(Items from a data source)
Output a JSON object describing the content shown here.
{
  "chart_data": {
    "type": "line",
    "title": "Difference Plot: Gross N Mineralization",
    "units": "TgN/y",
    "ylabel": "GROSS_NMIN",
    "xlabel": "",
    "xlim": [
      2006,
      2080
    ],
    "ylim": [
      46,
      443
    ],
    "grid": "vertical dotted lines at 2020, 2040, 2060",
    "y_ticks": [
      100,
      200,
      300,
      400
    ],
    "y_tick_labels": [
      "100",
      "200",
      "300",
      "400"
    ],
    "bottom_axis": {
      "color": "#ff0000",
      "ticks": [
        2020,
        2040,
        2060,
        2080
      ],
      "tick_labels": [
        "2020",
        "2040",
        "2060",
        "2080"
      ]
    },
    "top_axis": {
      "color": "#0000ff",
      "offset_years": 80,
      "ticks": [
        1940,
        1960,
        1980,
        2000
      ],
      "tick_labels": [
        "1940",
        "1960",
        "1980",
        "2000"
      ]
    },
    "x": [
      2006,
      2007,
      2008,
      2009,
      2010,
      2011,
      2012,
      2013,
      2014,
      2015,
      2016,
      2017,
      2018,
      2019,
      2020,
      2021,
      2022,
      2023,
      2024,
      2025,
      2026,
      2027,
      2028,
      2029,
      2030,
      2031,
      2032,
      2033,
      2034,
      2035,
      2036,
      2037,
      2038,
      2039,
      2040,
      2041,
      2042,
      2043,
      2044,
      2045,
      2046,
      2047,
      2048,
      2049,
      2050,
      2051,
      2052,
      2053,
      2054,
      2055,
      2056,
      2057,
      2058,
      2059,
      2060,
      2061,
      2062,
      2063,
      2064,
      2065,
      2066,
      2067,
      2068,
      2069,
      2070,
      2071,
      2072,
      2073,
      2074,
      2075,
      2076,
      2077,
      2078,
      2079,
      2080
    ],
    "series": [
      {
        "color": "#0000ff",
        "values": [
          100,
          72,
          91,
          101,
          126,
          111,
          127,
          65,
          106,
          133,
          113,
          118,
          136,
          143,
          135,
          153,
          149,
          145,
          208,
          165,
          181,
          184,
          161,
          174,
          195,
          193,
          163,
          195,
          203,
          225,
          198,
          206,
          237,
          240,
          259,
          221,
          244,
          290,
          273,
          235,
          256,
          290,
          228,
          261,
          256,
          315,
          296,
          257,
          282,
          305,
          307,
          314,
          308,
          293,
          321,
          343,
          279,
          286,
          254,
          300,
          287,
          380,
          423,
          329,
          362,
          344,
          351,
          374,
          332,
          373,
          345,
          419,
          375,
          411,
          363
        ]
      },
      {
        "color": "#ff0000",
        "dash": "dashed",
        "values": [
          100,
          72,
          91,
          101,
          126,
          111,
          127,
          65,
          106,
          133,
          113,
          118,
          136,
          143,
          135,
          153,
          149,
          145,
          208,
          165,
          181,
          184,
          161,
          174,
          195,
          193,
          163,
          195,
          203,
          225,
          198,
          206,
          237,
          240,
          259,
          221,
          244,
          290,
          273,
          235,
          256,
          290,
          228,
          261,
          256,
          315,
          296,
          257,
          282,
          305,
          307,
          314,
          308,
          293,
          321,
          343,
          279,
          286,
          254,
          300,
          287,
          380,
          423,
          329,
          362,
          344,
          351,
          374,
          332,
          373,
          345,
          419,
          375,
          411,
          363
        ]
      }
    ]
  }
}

WORK TO BE COMPLETED ▸ Hand back the material above in full, exactly as written.

RESULT ▸
Output a JSON object describing the content shown here.
{
  "chart_data": {
    "type": "line",
    "title": "Difference Plot: Gross N Mineralization",
    "units": "TgN/y",
    "ylabel": "GROSS_NMIN",
    "xlabel": "",
    "xlim": [
      2006,
      2080
    ],
    "ylim": [
      46,
      443
    ],
    "grid": "vertical dotted lines at 2020, 2040, 2060",
    "y_ticks": [
      100,
      200,
      300,
      400
    ],
    "y_tick_labels": [
      "100",
      "200",
      "300",
      "400"
    ],
    "bottom_axis": {
      "color": "#ff0000",
      "ticks": [
        2020,
        2040,
        2060,
        2080
      ],
      "tick_labels": [
        "2020",
        "2040",
        "2060",
        "2080"
      ]
    },
    "top_axis": {
      "color": "#0000ff",
      "offset_years": 80,
      "ticks": [
        1940,
        1960,
        1980,
        2000
      ],
      "tick_labels": [
        "1940",
        "1960",
        "1980",
        "2000"
      ]
    },
    "x": [
      2006,
      2007,
      2008,
      2009,
      2010,
      2011,
      2012,
      2013,
      2014,
      2015,
      2016,
      2017,
      2018,
      2019,
      2020,
      2021,
      2022,
      2023,
      2024,
      2025,
      2026,
      2027,
      2028,
      2029,
      2030,
      2031,
      2032,
      2033,
      2034,
      2035,
      2036,
      2037,
      2038,
      2039,
      2040,
      2041,
      2042,
      2043,
      2044,
      2045,
      2046,
      2047,
      2048,
      2049,
      2050,
      2051,
      2052,
      2053,
      2054,
      2055,
      2056,
      2057,
      2058,
      2059,
      2060,
      2061,
      2062,
      2063,
      2064,
      2065,
      2066,
      2067,
      2068,
      2069,
      2070,
      2071,
      2072,
      2073,
      2074,
      2075,
      2076,
      2077,
      2078,
      2079,
      2080
    ],
    "series": [
      {
        "color": "#0000ff",
        "values": [
          100,
          72,
          91,
          101,
          126,
          111,
          127,
          65,
          106,
          133,
          113,
          118,
          136,
          143,
          135,
          153,
          149,
          145,
          208,
          165,
          181,
          184,
          161,
          174,
          195,
          193,
          163,
          195,
          203,
          225,
          198,
          206,
          237,
          240,
          259,
          221,
          244,
          290,
          273,
          235,
          256,
          290,
          228,
          261,
          256,
          315,
          296,
          257,
          282,
          305,
          307,
          314,
          308,
          293,
          321,
          343,
          279,
          286,
          254,
          300,
          287,
          380,
          423,
          329,
          362,
          344,
          351,
          374,
          332,
          373,
          345,
          419,
          375,
          411,
          363
        ]
      },
      {
        "color": "#ff0000",
        "dash": "dashed",
        "values": [
          100,
          72,
          91,
          101,
          126,
          111,
          127,
          65,
          106,
          133,
          113,
          118,
          136,
          143,
          135,
          153,
          149,
          145,
          208,
          165,
          181,
          184,
          161,
          174,
          195,
          193,
          163,
          195,
          203,
          225,
          198,
          206,
          237,
          240,
          259,
          221,
          244,
          290,
          273,
          235,
          256,
          290,
          228,
          261,
          256,
          315,
          296,
          257,
          282,
          305,
          307,
          314,
          308,
          293,
          321,
          343,
          279,
          286,
          254,
          300,
          287,
          380,
          423,
          329,
          362,
          344,
          351,
          374,
          332,
          373,
          345,
          419,
          375,
          411,
          363
        ]
      }
    ]
  }
}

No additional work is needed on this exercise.